__What to work on__
(a) Reproduce verbatim the part of the article on the Laos economy that opens with the words containing "Earlier in May, the" and closes with "largest bilateral lender.".
(b) Answer these questions using the article on the Laos economy:
(i) How much were Laos's foreign reserves roughly estimated to be?
(ii) How much in official debts to China did Laos rack up from 2000 to 2017?
(iii) Besides China, which two countries did Norihiko Yamada say might get involved in assisting Laos?
(c) List every person named in the article on the Laos economy.
— start of Text extract —
Nong Khai [Thailand], September 8 (ANI): The economic situation of Laos continues to worsen as the country is under a severe shortage of foreign reserves and owes a hefty sum of foreign debt to China as the country is suffering from twin deficits, a senior economist at Thailand's Krungsri Research said in a statement.
"The country is "suffering from twin deficits -- fiscal deficit and current-account deficit amid thin foreign exchange reserves," said Sathit Talaengsataya, a senior economist at Thailand's Krungsri Research, as per Nikkei Asia.
In another statement, the executive director at AidData, a research lab at WilliamMary college in the US Bradley Parks calculated that Laos racked up USD 5.57 billion in official debts to China during a borrowing spree from 2000 to 2017.
Consequently, Laos' total "debt exposure to China is worth approximately USD 12.2 billion, or 64.8 per cent of GDP," Parks told Nikkei Asia.
Earlier in May, the Laos government also invited ambassadors from three countries for a discussion with relevant agencies and private banks to "resolve the current economic crisis," said Japanese scholar Norihiko Yamada, a Laos specialist who has worked in many government ministries there.
"The results and the content of the consultations are not yet known, but it is possible that not only China but also Vietnam and Russia [may get involved] in assisting Laos," he said.
However, the contradiction between experts continues as Laos is one of 17 "least developed" countries where China is the single largest bilateral lender.
The crumbling local currency has prompted Thai analysts to alarm over a severe shortage of foreign reserves in Laos, currently estimated to be roughly USD 1.3 billion. Nikkei Asia reported citing sources and added it will only cater to just 2.2 months of imports.
— end of Text extract —
— start of Provided data —
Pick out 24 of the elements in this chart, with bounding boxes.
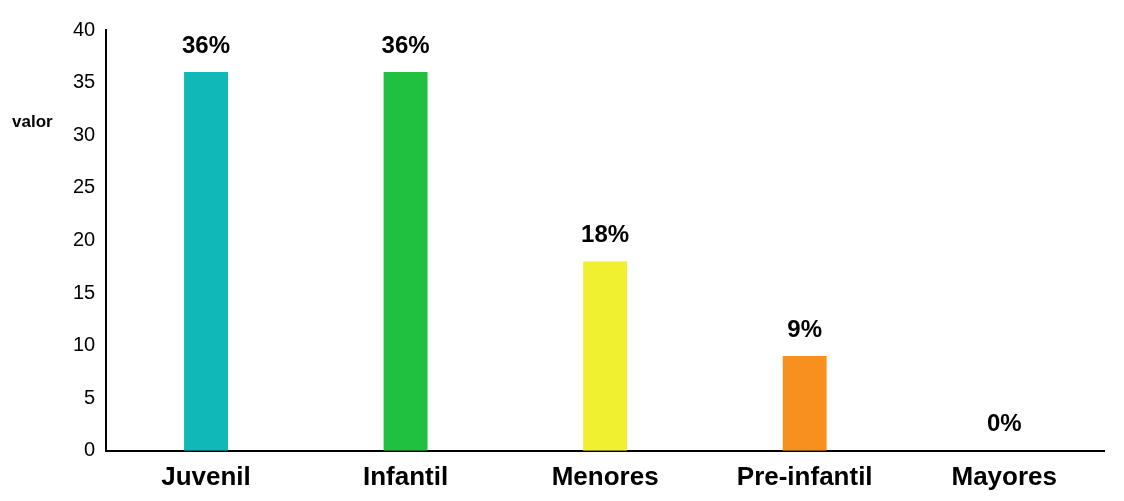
x-tick-label: Mayores xyxy=(951,460,1057,491)
x-tick-label: Pre-infantil xyxy=(736,460,873,491)
bar xyxy=(782,356,827,451)
y-tick-label: 25 xyxy=(73,175,96,198)
data-label: 36% xyxy=(182,30,231,58)
y-tick-label: 10 xyxy=(73,333,96,356)
y-tick-label: 35 xyxy=(73,70,96,93)
bar xyxy=(383,72,428,451)
y-tick-label: 5 xyxy=(84,385,96,408)
data-label: 18% xyxy=(581,220,630,248)
data-label: 36% xyxy=(381,30,430,58)
y-tick-label: 30 xyxy=(73,122,96,145)
y-tick-label: 20 xyxy=(73,227,96,250)
data-label: 0% xyxy=(986,409,1022,437)
y-tick-label: 15 xyxy=(73,280,96,303)
bar xyxy=(583,261,628,451)
x-tick-label: Infantil xyxy=(362,460,449,491)
y-tick-label: 0 xyxy=(84,438,96,461)
bar xyxy=(184,72,228,451)
data-label: 9% xyxy=(787,314,823,342)
y-axis-title: valor xyxy=(12,112,54,132)
y-tick-label: 40 xyxy=(73,17,96,40)
x-tick-label: Juvenil xyxy=(161,460,251,491)
x-tick-label: Menores xyxy=(551,460,659,491)
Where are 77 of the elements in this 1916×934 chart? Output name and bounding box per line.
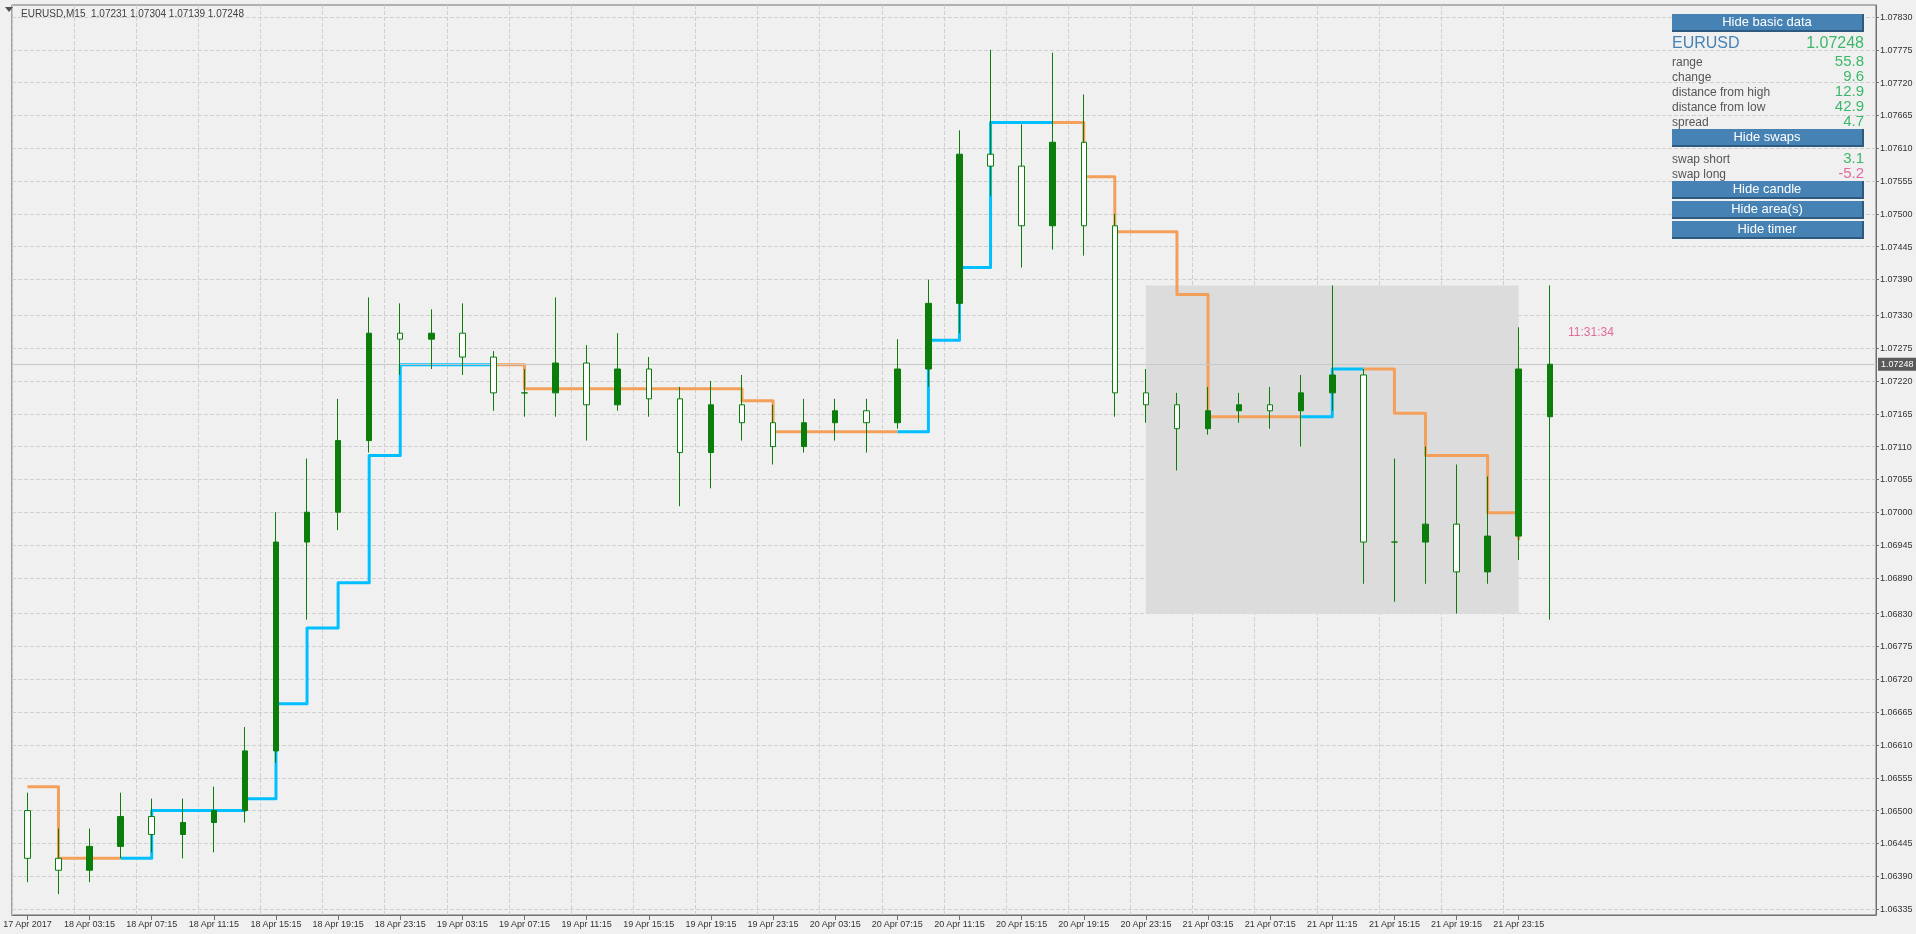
chart-title: EURUSD,M15 1.07231 1.07304 1.07139 1.07248 <box>21 7 245 19</box>
y-tick-label: 1.06500 <box>1880 805 1913 816</box>
y-tick-label: 1.06445 <box>1880 838 1913 849</box>
annotation: Hide area(s) <box>1672 201 1864 219</box>
x-tick-label: 19 Apr 15:15 <box>623 918 675 929</box>
annotation: 12.9 <box>1834 82 1864 99</box>
x-tick-label: 21 Apr 11:15 <box>1307 918 1358 929</box>
x-tick-label: 20 Apr 15:15 <box>996 918 1048 929</box>
x-tick-label: 18 Apr 19:15 <box>312 918 364 929</box>
annotation: Hide timer <box>1672 221 1864 239</box>
x-tick-label: 18 Apr 23:15 <box>374 918 426 929</box>
x-tick-label: 20 Apr 03:15 <box>809 918 861 929</box>
annotation: Hide swaps <box>1672 129 1864 147</box>
x-tick-label: 18 Apr 11:15 <box>188 918 240 929</box>
y-tick-label: 1.07220 <box>1880 375 1913 386</box>
x-tick-label: 19 Apr 03:15 <box>436 918 488 929</box>
y-tick-label: 1.07610 <box>1880 143 1913 154</box>
x-tick-label: 21 Apr 07:15 <box>1244 918 1296 929</box>
annotation: Hide candle <box>1672 181 1864 199</box>
x-tick-label: 19 Apr 23:15 <box>747 918 799 929</box>
x-tick-label: 19 Apr 11:15 <box>561 918 612 929</box>
y-tick-label: 1.07500 <box>1880 208 1913 219</box>
annotation: spread <box>1672 115 1709 129</box>
annotation: -5.2 <box>1838 164 1864 181</box>
annotation: Hide basic data <box>1672 14 1864 32</box>
x-tick-label: 21 Apr 23:15 <box>1493 918 1545 929</box>
y-tick-label: 1.06610 <box>1880 739 1913 750</box>
ref-line-label: 1.07248 <box>1881 359 1914 370</box>
x-tick-label: 20 Apr 19:15 <box>1058 918 1110 929</box>
y-tick-label: 1.07775 <box>1880 44 1913 55</box>
annotation: 9.6 <box>1843 67 1864 84</box>
annotation: distance from high <box>1672 85 1771 99</box>
annotation: swap long <box>1672 167 1727 181</box>
y-tick-label: 1.06720 <box>1880 674 1913 685</box>
annotation: distance from low <box>1672 100 1766 114</box>
y-tick-label: 1.07330 <box>1880 310 1913 321</box>
x-tick-label: 17 Apr 2017 <box>3 918 52 929</box>
x-tick-label: 20 Apr 07:15 <box>871 918 923 929</box>
y-tick-label: 1.06390 <box>1880 871 1913 882</box>
annotation: swap short <box>1672 152 1731 166</box>
x-tick-label: 20 Apr 11:15 <box>934 918 985 929</box>
annotation: 4.7 <box>1843 112 1864 129</box>
y-tick-label: 1.06335 <box>1880 904 1913 915</box>
y-tick-label: 1.07390 <box>1880 274 1913 285</box>
annotation: change <box>1672 70 1712 84</box>
y-tick-label: 1.07110 <box>1880 441 1912 452</box>
annotation: 42.9 <box>1834 97 1864 114</box>
x-tick-label: 21 Apr 03:15 <box>1182 918 1234 929</box>
y-tick-label: 1.06555 <box>1880 772 1913 783</box>
y-tick-label: 1.07055 <box>1880 474 1913 485</box>
y-tick-label: 1.07275 <box>1880 343 1913 354</box>
y-tick-label: 1.06945 <box>1880 540 1913 551</box>
x-tick-label: 19 Apr 19:15 <box>685 918 737 929</box>
y-tick-label: 1.06890 <box>1880 572 1913 583</box>
annotation: 1.07248 <box>1806 34 1864 52</box>
annotation: range <box>1672 55 1703 69</box>
y-tick-label: 1.06830 <box>1880 608 1913 619</box>
x-tick-label: 20 Apr 23:15 <box>1120 918 1172 929</box>
x-tick-label: 19 Apr 07:15 <box>499 918 551 929</box>
x-tick-label: 18 Apr 15:15 <box>250 918 302 929</box>
y-tick-label: 1.07665 <box>1880 110 1913 121</box>
y-tick-label: 1.06775 <box>1880 641 1913 652</box>
annotation: 11:31:34 <box>1568 325 1615 339</box>
y-tick-label: 1.07000 <box>1880 507 1913 518</box>
annotation: 55.8 <box>1834 52 1864 69</box>
y-tick-label: 1.06665 <box>1880 707 1913 718</box>
x-tick-label: 18 Apr 07:15 <box>126 918 178 929</box>
x-tick-label: 18 Apr 03:15 <box>64 918 116 929</box>
annotation: 3.1 <box>1843 149 1864 166</box>
y-tick-label: 1.07445 <box>1880 241 1913 252</box>
x-tick-label: 21 Apr 19:15 <box>1431 918 1483 929</box>
y-tick-label: 1.07165 <box>1880 408 1913 419</box>
y-tick-label: 1.07830 <box>1880 11 1913 22</box>
x-tick-label: 21 Apr 15:15 <box>1368 918 1420 929</box>
y-tick-label: 1.07720 <box>1880 77 1913 88</box>
y-tick-label: 1.07555 <box>1880 176 1913 187</box>
annotation: EURUSD <box>1672 34 1740 52</box>
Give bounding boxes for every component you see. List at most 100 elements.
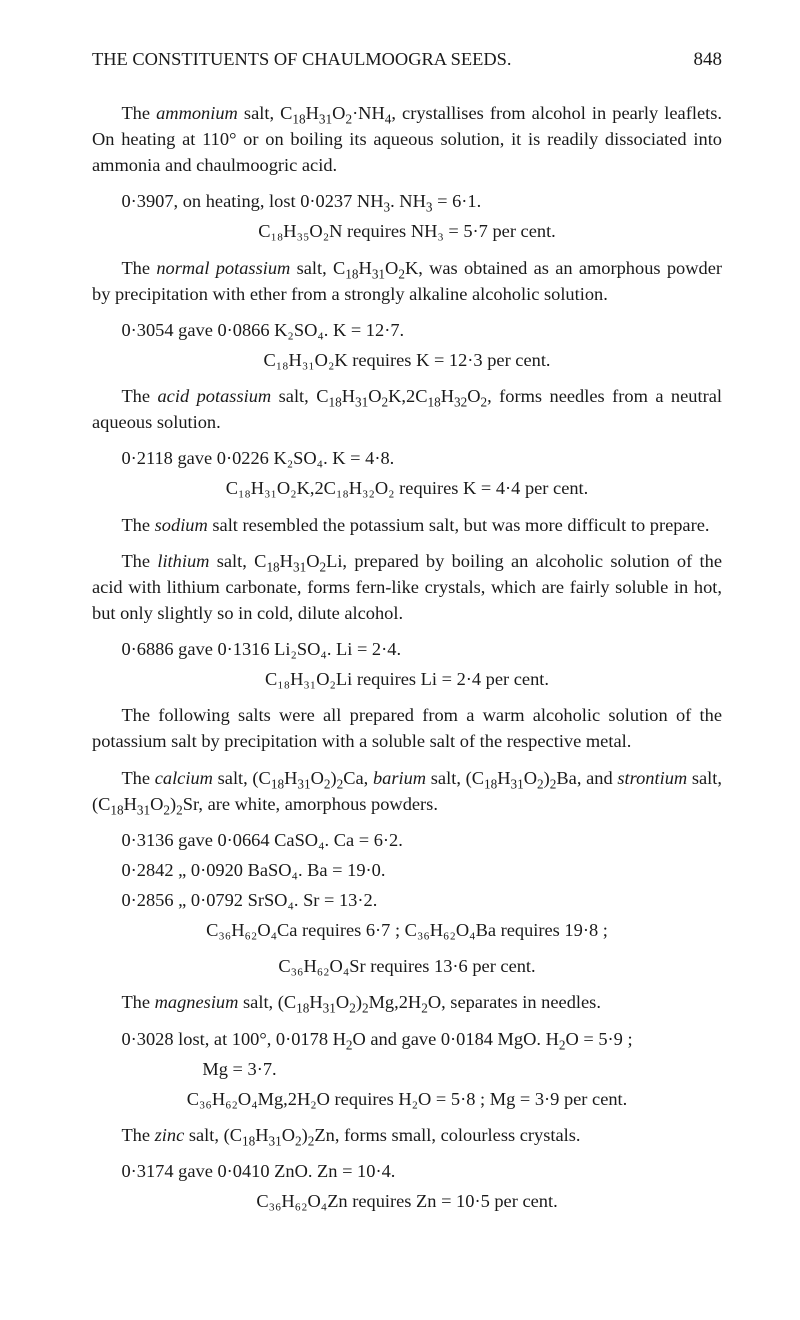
salt-name: calcium: [155, 768, 213, 788]
text: The: [121, 551, 157, 571]
text: O: [311, 768, 324, 788]
text: The: [121, 768, 154, 788]
text: salt, C: [209, 551, 266, 571]
paragraph-ammonium: The ammonium salt, C18H31O2·NH4, crystal…: [92, 100, 722, 178]
text: The: [121, 258, 156, 278]
text: salt, C: [238, 103, 293, 123]
salt-name: lithium: [157, 551, 209, 571]
subscript: 2: [559, 1037, 566, 1052]
text: H: [284, 768, 297, 788]
text: . NH: [390, 191, 426, 211]
text: = 6·1.: [433, 191, 482, 211]
text: O and gave 0·0184 MgO. H: [353, 1029, 559, 1049]
measurement: 0·3907, on heating, lost 0·0237 NH3. NH3…: [121, 188, 722, 214]
text: 0·3028 lost, at 100°, 0·0178 H: [121, 1029, 345, 1049]
salt-name: ammonium: [156, 103, 238, 123]
text: O: [336, 992, 349, 1012]
subscript: 18: [484, 776, 497, 791]
measurement: 0·6886 gave 0·1316 Li₂SO₄. Li = 2·4.: [121, 636, 722, 662]
paragraph-acid-potassium: The acid potassium salt, C18H31O2K,2C18H…: [92, 383, 722, 435]
subscript: 31: [137, 802, 150, 817]
subscript: 18: [271, 776, 284, 791]
salt-name: acid potassium: [157, 386, 271, 406]
measurement: 0·3054 gave 0·0866 K₂SO₄. K = 12·7.: [121, 317, 722, 343]
requires-line: C₃₆H₆₂O₄Ca requires 6·7 ; C₃₆H₆₂O₄Ba req…: [92, 917, 722, 943]
text: Ca,: [343, 768, 373, 788]
paragraph-following-salts: The following salts were all prepared fr…: [92, 702, 722, 754]
subscript: 31: [293, 559, 306, 574]
text: Ba, and: [556, 768, 617, 788]
text: O: [282, 1125, 295, 1145]
subscript: 2: [176, 802, 183, 817]
requires-line: C₃₆H₆₂O₄Sr requires 13·6 per cent.: [92, 953, 722, 979]
text: H: [497, 768, 510, 788]
text: K,2C: [388, 386, 427, 406]
measurement: 0·3136 gave 0·0664 CaSO₄. Ca = 6·2.: [121, 827, 722, 853]
text: H: [280, 551, 293, 571]
text: O: [368, 386, 381, 406]
page: THE CONSTITUENTS OF CHAULMOOGRA SEEDS. 8…: [0, 0, 800, 1284]
requires-line: C₃₆H₆₂O₄Mg,2H₂O requires H₂O = 5·8 ; Mg …: [92, 1086, 722, 1112]
subscript: 2: [346, 1037, 353, 1052]
requires-line: C₃₆H₆₂O₄Zn requires Zn = 10·5 per cent.: [92, 1188, 722, 1214]
text: The: [121, 515, 154, 535]
text: H: [124, 794, 137, 814]
measurement: 0·2118 gave 0·0226 K₂SO₄. K = 4·8.: [121, 445, 722, 471]
subscript: 18: [345, 266, 358, 281]
text: The: [121, 103, 156, 123]
text: H: [359, 258, 372, 278]
subscript: 31: [297, 776, 310, 791]
text: salt, (C: [184, 1125, 242, 1145]
salt-name: barium: [373, 768, 426, 788]
subscript: 2: [349, 1001, 356, 1016]
subscript: 18: [427, 395, 440, 410]
text: O = 5·9 ;: [566, 1029, 633, 1049]
subscript: 31: [355, 395, 368, 410]
text: O: [385, 258, 398, 278]
text: The: [121, 386, 157, 406]
text: salt, (C: [238, 992, 296, 1012]
measurement: 0·2842 „ 0·0920 BaSO₄. Ba = 19·0.: [121, 857, 722, 883]
requires-line: C₁₈H₃₅O₂N requires NH₃ = 5·7 per cent.: [92, 218, 722, 244]
subscript: 3: [426, 200, 433, 215]
text: Zn, forms small, colourless crystals.: [314, 1125, 580, 1145]
paragraph-lithium: The lithium salt, C18H31O2Li, prepared b…: [92, 548, 722, 626]
paragraph-zinc: The zinc salt, (C18H31O2)2Zn, forms smal…: [92, 1122, 722, 1148]
text: salt resembled the potassium salt, but w…: [208, 515, 710, 535]
paragraph-sodium: The sodium salt resembled the potassium …: [92, 512, 722, 538]
text: Sr, are white, amorphous powders.: [183, 794, 438, 814]
salt-name: zinc: [155, 1125, 185, 1145]
text: salt, C: [290, 258, 345, 278]
text: O: [150, 794, 163, 814]
subscript: 2: [398, 266, 405, 281]
text: H: [309, 992, 322, 1012]
subscript: 18: [266, 559, 279, 574]
text: O: [467, 386, 480, 406]
subscript: 18: [328, 395, 341, 410]
subscript: 31: [511, 776, 524, 791]
text: 0·3907, on heating, lost 0·0237 NH: [121, 191, 383, 211]
page-header: THE CONSTITUENTS OF CHAULMOOGRA SEEDS. 8…: [92, 46, 722, 74]
text: salt, C: [271, 386, 328, 406]
text: H: [306, 103, 319, 123]
salt-name: magnesium: [155, 992, 239, 1012]
requires-line: C₁₈H₃₁O₂K requires K = 12·3 per cent.: [92, 347, 722, 373]
subscript: 2: [295, 1134, 302, 1149]
running-title: THE CONSTITUENTS OF CHAULMOOGRA SEEDS.: [92, 46, 511, 72]
text: Mg,2H: [369, 992, 422, 1012]
text: O: [306, 551, 319, 571]
salt-name: normal potassium: [156, 258, 290, 278]
subscript: 18: [110, 802, 123, 817]
measurement: Mg = 3·7.: [202, 1056, 722, 1082]
requires-line: C₁₈H₃₁O₂K,2C₁₈H₃₂O₂ requires K = 4·4 per…: [92, 475, 722, 501]
text: The following salts were all prepared fr…: [92, 705, 722, 751]
paragraph-normal-potassium: The normal potassium salt, C18H31O2K, wa…: [92, 255, 722, 307]
subscript: 2: [421, 1001, 428, 1016]
measurement: 0·2856 „ 0·0792 SrSO₄. Sr = 13·2.: [121, 887, 722, 913]
text: ·NH: [352, 103, 385, 123]
text: H: [441, 386, 454, 406]
measurement: 0·3174 gave 0·0410 ZnO. Zn = 10·4.: [121, 1158, 722, 1184]
subscript: 32: [454, 395, 467, 410]
page-number: 848: [694, 47, 723, 74]
paragraph-magnesium: The magnesium salt, (C18H31O2)2Mg,2H2O, …: [92, 989, 722, 1015]
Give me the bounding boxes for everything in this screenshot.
— end of Provided data —
__Answers by task__
(a)
Earlier in May, the Laos government also invited ambassadors from three countries for a discussion with relevant agencies and private banks to "resolve the current economic crisis," said Japanese scholar Norihiko Yamada, a Laos specialist who has worked in many government ministries there.
"The results and the content of the consultations are not yet known, but it is possible that not only China but also Vietnam and Russia [may get involved] in assisting Laos," he said.
However, the contradiction between experts continues as Laos is one of 17 "least developed" countries where China is the single largest bilateral lender.

(b)
(i) Roughly USD 1.3 billion.
(ii) USD 5.57 billion.
(iii) Vietnam and Russia.

(c)
Sathit Talaengsataya
Bradley Parks
Norihiko Yamada